* [GOAL] Extract every line where the string "обозначением" appears.

* [EXTRACTED INFORMATION]
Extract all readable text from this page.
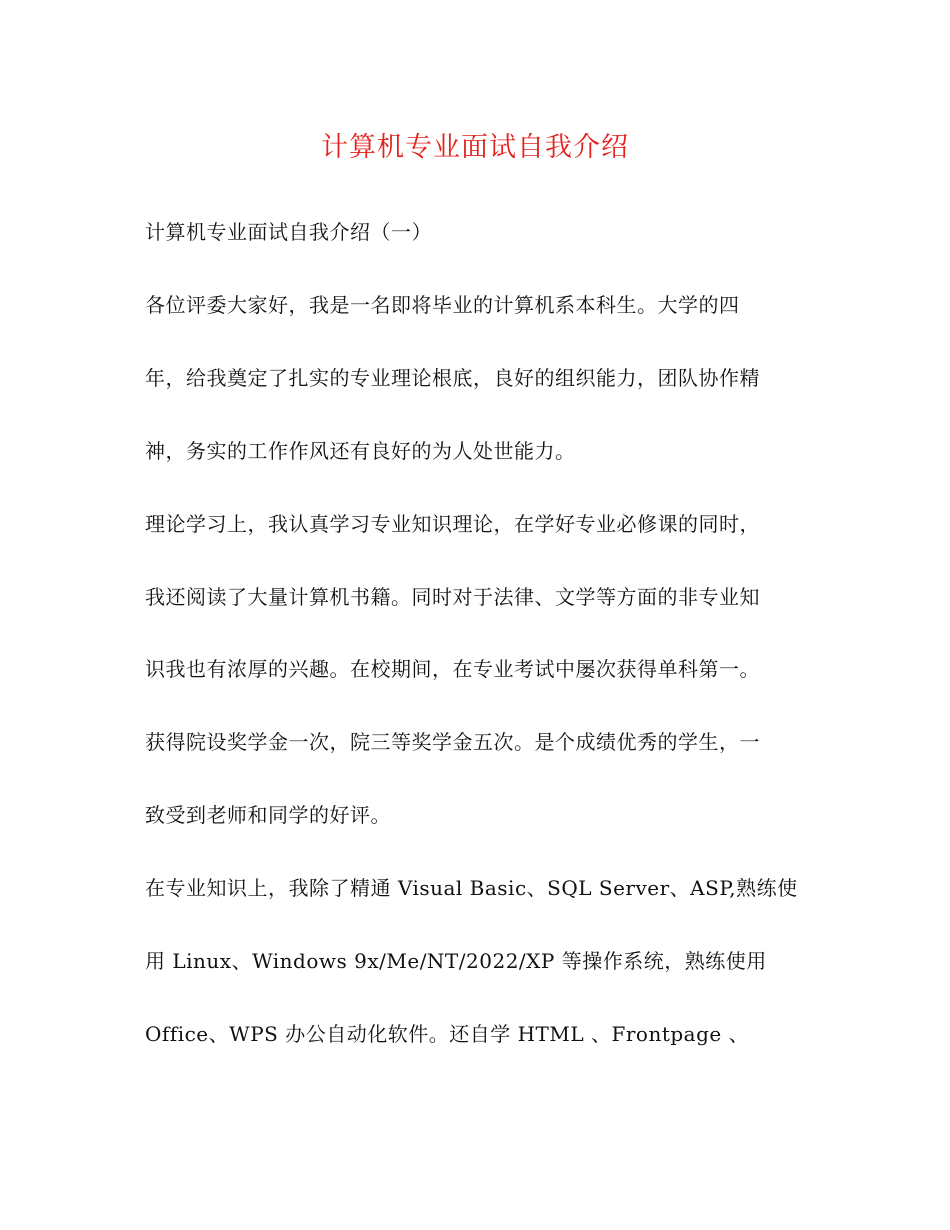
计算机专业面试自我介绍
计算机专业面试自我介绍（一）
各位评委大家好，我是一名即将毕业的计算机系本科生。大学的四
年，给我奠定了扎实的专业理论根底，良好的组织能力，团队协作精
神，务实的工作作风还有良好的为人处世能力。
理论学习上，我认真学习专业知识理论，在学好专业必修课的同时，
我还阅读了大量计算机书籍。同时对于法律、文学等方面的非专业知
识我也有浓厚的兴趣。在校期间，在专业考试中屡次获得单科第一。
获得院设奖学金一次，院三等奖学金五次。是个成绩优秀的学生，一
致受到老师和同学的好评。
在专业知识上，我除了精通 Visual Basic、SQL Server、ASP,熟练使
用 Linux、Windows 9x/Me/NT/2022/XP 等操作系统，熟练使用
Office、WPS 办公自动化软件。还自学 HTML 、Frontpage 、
---
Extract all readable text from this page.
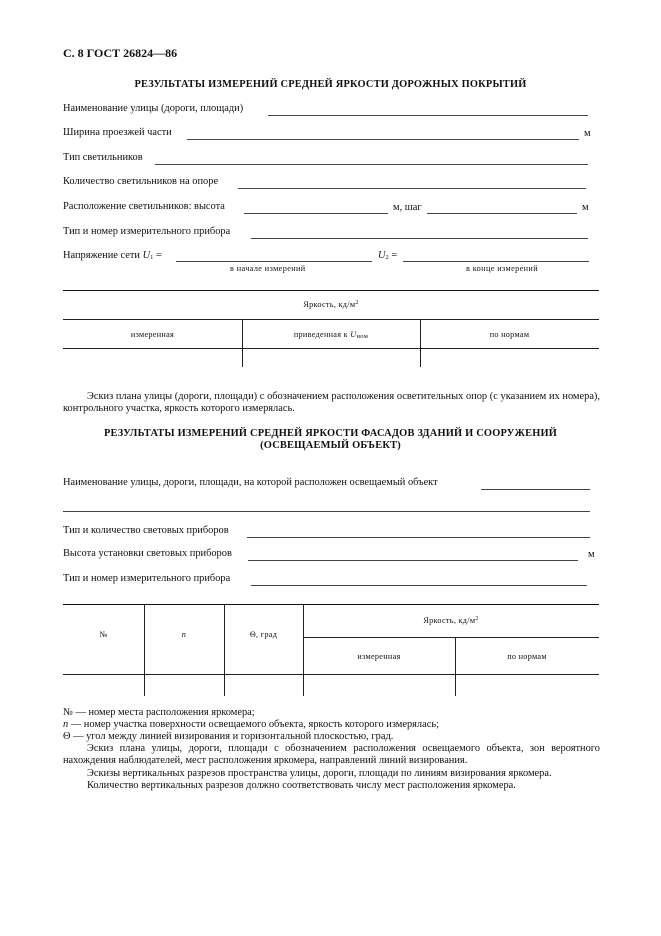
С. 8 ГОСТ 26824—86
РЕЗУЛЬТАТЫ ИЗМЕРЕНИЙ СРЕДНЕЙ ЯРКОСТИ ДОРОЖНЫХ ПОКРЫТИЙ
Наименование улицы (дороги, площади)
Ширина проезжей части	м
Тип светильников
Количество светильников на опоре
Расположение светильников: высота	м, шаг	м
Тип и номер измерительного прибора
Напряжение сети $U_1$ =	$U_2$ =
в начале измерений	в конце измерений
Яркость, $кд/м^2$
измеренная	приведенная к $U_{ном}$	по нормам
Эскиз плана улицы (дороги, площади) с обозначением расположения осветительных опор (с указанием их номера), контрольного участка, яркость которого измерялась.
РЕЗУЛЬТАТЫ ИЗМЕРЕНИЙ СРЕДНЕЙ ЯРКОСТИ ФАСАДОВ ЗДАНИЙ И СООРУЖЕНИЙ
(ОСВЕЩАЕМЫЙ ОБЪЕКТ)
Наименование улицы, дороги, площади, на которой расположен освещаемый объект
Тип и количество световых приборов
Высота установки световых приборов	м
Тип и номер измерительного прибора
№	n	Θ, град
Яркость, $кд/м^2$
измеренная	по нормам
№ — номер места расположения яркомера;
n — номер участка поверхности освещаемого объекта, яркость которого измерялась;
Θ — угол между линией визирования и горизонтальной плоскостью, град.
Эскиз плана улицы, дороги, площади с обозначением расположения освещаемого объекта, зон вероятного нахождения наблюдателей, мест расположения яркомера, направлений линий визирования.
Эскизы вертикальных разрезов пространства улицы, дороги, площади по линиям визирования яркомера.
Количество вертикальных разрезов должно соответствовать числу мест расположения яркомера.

* [ANSWER FOR THIS EXERCISE]
Эскиз плана улицы (дороги, площади) с обозначением расположения осветительных опор (с указанием их номера), контрольного участка, яркость которого измерялась.
Эскиз плана улицы, дороги, площади с обозначением расположения освещаемого объекта, зон вероятного нахождения наблюдателей, мест расположения яркомера, направлений линий визирования.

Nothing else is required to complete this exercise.